(Records that describe figures)
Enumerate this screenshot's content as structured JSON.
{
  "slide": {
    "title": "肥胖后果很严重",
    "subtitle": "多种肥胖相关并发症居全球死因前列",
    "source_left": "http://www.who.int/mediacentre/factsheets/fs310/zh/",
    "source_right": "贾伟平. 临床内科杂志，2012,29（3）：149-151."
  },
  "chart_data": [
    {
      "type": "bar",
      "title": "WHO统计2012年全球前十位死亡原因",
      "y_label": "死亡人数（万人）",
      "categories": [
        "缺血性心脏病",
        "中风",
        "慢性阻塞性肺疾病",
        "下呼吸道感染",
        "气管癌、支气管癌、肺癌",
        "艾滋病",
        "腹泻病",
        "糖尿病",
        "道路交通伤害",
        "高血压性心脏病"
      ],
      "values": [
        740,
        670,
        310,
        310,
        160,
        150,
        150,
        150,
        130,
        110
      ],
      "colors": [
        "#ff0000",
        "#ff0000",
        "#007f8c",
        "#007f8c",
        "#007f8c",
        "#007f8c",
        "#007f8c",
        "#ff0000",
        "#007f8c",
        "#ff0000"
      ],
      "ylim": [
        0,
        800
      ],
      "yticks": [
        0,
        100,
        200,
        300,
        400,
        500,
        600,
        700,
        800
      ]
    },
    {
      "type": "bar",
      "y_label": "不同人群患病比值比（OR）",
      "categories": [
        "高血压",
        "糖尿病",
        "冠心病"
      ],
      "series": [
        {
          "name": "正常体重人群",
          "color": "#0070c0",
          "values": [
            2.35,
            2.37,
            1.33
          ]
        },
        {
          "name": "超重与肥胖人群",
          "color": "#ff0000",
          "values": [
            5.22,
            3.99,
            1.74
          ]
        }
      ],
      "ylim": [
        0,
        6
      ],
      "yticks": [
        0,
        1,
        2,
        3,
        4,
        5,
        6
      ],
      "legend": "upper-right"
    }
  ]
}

**Exercise requirements**
Would you copy out each line exactly as written?

**In response**
Enumerate this screenshot's content as structured JSON.
{
  "slide": {
    "title": "肥胖后果很严重",
    "subtitle": "多种肥胖相关并发症居全球死因前列",
    "source_left": "http://www.who.int/mediacentre/factsheets/fs310/zh/",
    "source_right": "贾伟平. 临床内科杂志，2012,29（3）：149-151."
  },
  "chart_data": [
    {
      "type": "bar",
      "title": "WHO统计2012年全球前十位死亡原因",
      "y_label": "死亡人数（万人）",
      "categories": [
        "缺血性心脏病",
        "中风",
        "慢性阻塞性肺疾病",
        "下呼吸道感染",
        "气管癌、支气管癌、肺癌",
        "艾滋病",
        "腹泻病",
        "糖尿病",
        "道路交通伤害",
        "高血压性心脏病"
      ],
      "values": [
        740,
        670,
        310,
        310,
        160,
        150,
        150,
        150,
        130,
        110
      ],
      "colors": [
        "#ff0000",
        "#ff0000",
        "#007f8c",
        "#007f8c",
        "#007f8c",
        "#007f8c",
        "#007f8c",
        "#ff0000",
        "#007f8c",
        "#ff0000"
      ],
      "ylim": [
        0,
        800
      ],
      "yticks": [
        0,
        100,
        200,
        300,
        400,
        500,
        600,
        700,
        800
      ]
    },
    {
      "type": "bar",
      "y_label": "不同人群患病比值比（OR）",
      "categories": [
        "高血压",
        "糖尿病",
        "冠心病"
      ],
      "series": [
        {
          "name": "正常体重人群",
          "color": "#0070c0",
          "values": [
            2.35,
            2.37,
            1.33
          ]
        },
        {
          "name": "超重与肥胖人群",
          "color": "#ff0000",
          "values": [
            5.22,
            3.99,
            1.74
          ]
        }
      ],
      "ylim": [
        0,
        6
      ],
      "yticks": [
        0,
        1,
        2,
        3,
        4,
        5,
        6
      ],
      "legend": "upper-right"
    }
  ]
}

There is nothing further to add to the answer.